» **SUPPLIED MATERIAL**
:::::
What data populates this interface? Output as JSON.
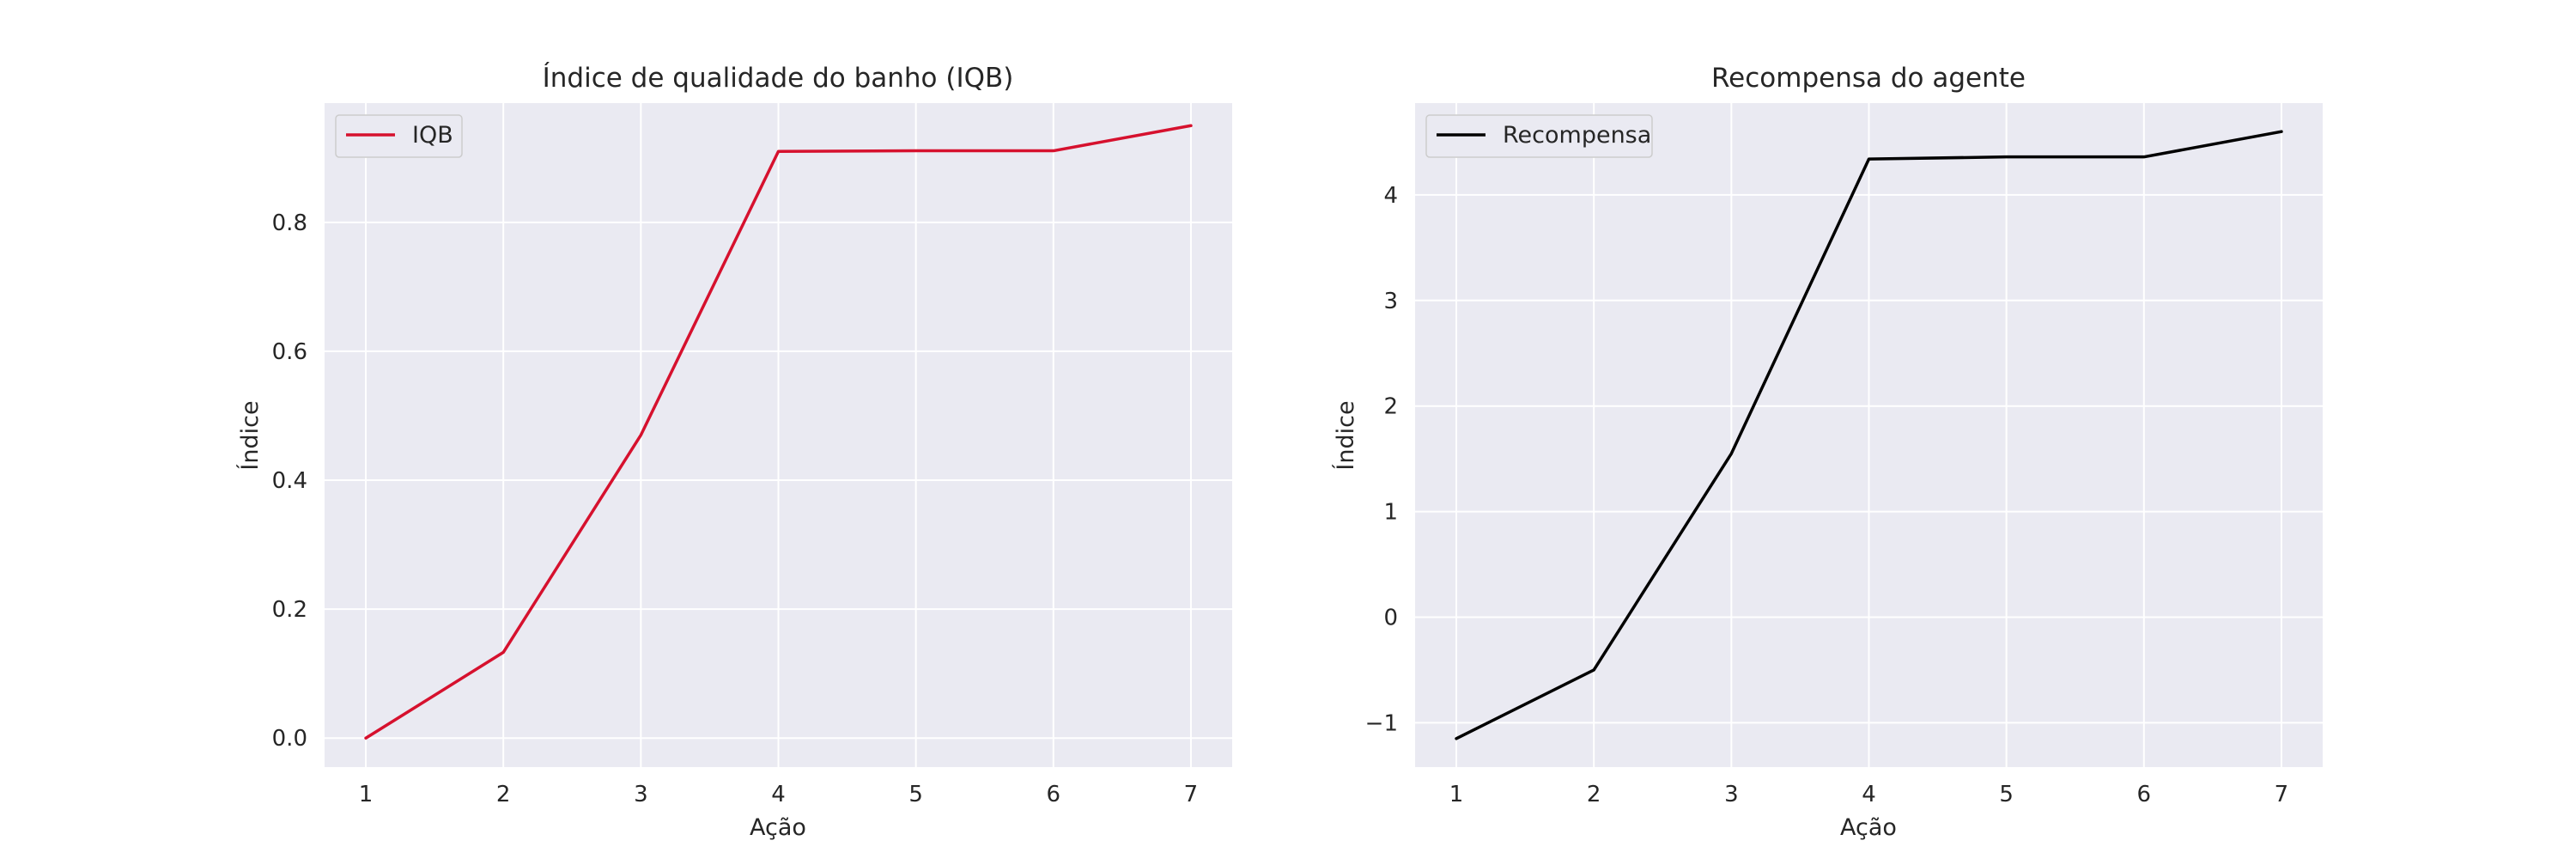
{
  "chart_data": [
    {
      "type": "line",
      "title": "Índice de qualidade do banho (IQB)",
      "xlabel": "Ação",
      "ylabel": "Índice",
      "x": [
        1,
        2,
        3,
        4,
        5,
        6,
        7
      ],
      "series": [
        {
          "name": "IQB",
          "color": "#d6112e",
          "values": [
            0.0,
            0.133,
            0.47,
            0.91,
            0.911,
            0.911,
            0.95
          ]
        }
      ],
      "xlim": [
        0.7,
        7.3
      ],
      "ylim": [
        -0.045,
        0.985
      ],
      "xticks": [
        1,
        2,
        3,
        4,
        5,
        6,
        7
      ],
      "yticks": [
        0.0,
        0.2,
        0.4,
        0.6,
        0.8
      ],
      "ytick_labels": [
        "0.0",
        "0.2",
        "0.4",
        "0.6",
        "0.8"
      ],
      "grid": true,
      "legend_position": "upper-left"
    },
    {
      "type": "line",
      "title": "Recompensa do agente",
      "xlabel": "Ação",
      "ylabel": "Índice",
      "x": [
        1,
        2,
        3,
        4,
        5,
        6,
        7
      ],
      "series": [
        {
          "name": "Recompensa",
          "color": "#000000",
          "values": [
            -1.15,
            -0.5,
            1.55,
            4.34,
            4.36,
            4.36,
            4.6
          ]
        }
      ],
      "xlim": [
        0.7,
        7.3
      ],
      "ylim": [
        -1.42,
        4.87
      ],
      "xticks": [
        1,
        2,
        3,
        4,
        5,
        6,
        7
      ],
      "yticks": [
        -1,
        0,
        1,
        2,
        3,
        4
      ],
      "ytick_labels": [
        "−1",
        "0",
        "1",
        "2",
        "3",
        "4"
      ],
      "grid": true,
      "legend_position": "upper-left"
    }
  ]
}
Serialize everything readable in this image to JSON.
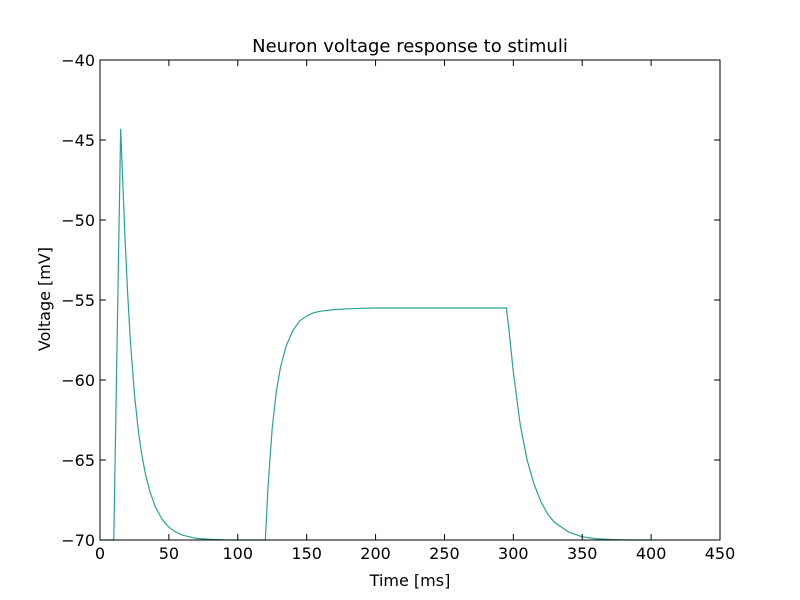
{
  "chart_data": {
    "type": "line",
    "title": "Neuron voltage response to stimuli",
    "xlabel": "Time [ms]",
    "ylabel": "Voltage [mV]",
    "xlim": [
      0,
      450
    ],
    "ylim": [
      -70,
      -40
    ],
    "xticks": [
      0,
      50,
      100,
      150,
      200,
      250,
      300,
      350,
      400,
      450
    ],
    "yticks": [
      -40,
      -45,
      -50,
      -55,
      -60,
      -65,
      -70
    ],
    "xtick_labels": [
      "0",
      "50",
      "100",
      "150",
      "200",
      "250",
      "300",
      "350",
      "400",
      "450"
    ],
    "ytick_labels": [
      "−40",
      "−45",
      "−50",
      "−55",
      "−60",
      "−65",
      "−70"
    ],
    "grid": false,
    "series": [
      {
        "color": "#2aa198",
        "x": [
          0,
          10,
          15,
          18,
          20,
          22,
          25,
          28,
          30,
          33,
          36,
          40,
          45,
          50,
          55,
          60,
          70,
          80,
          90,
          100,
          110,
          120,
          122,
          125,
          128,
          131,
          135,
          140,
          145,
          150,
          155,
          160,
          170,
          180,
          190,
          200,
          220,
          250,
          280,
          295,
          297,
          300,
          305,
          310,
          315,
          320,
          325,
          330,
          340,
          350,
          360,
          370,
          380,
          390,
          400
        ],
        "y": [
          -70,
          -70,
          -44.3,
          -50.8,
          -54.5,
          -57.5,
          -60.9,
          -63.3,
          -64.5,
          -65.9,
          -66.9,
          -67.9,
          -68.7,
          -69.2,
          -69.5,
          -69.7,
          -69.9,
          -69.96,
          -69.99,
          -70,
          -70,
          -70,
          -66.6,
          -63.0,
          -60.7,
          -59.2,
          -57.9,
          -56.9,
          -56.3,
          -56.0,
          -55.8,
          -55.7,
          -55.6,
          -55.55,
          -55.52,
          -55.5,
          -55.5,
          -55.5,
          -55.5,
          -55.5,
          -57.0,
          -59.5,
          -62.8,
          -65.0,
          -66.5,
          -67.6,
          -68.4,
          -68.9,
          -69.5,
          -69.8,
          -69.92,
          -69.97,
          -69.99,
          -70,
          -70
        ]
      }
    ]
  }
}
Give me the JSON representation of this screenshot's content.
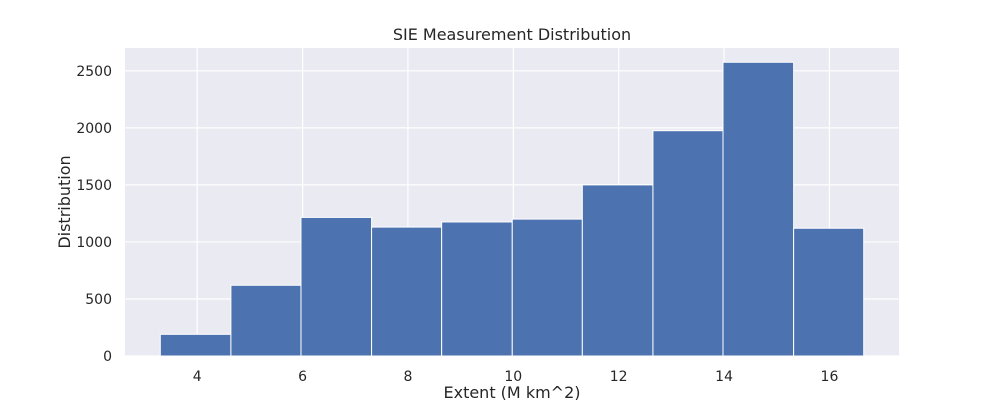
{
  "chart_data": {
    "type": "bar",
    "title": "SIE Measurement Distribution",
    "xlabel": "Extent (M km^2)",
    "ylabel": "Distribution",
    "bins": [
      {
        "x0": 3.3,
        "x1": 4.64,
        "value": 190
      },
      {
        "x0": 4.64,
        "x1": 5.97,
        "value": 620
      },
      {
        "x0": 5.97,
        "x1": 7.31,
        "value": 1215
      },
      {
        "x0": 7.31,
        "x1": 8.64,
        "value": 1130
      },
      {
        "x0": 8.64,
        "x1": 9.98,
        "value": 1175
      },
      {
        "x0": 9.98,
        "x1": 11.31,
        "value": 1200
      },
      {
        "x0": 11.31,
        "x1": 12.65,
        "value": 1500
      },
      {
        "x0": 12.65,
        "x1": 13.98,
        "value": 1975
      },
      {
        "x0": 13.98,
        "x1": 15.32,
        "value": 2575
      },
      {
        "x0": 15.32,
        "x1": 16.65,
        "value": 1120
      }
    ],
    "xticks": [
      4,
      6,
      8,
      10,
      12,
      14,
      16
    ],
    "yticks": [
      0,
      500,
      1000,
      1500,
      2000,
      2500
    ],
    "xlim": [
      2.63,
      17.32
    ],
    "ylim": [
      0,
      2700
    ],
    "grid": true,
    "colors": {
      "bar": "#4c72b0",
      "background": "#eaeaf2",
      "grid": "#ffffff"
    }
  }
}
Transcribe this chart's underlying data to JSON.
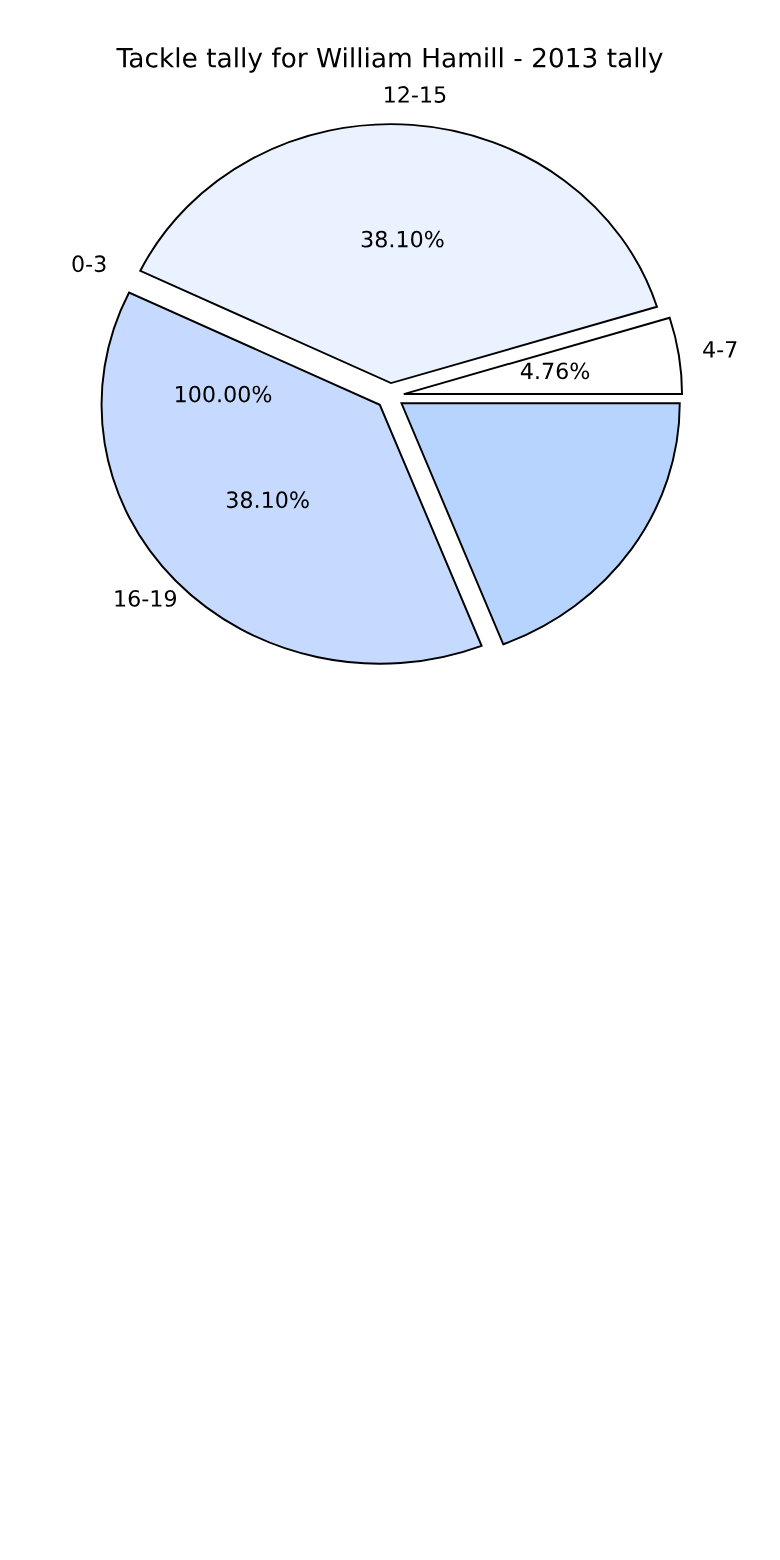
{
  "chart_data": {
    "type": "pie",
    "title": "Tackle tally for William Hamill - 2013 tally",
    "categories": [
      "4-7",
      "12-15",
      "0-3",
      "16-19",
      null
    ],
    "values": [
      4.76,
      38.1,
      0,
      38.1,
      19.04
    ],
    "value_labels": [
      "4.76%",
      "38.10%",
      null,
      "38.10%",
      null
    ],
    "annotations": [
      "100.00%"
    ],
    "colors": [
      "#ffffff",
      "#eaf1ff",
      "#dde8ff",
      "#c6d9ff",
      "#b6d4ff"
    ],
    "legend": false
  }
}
:::::
» **TASK REQUIREMENTS**
Scan the data for the word "JSON" and copy every line where it shows up.

» **THE REPLY**
What data populates this interface? Output as JSON.
Serialize everything readable in this image to JSON.
Give me the JSON representation of this screenshot's content.
Transcribe this chart's underlying data to JSON.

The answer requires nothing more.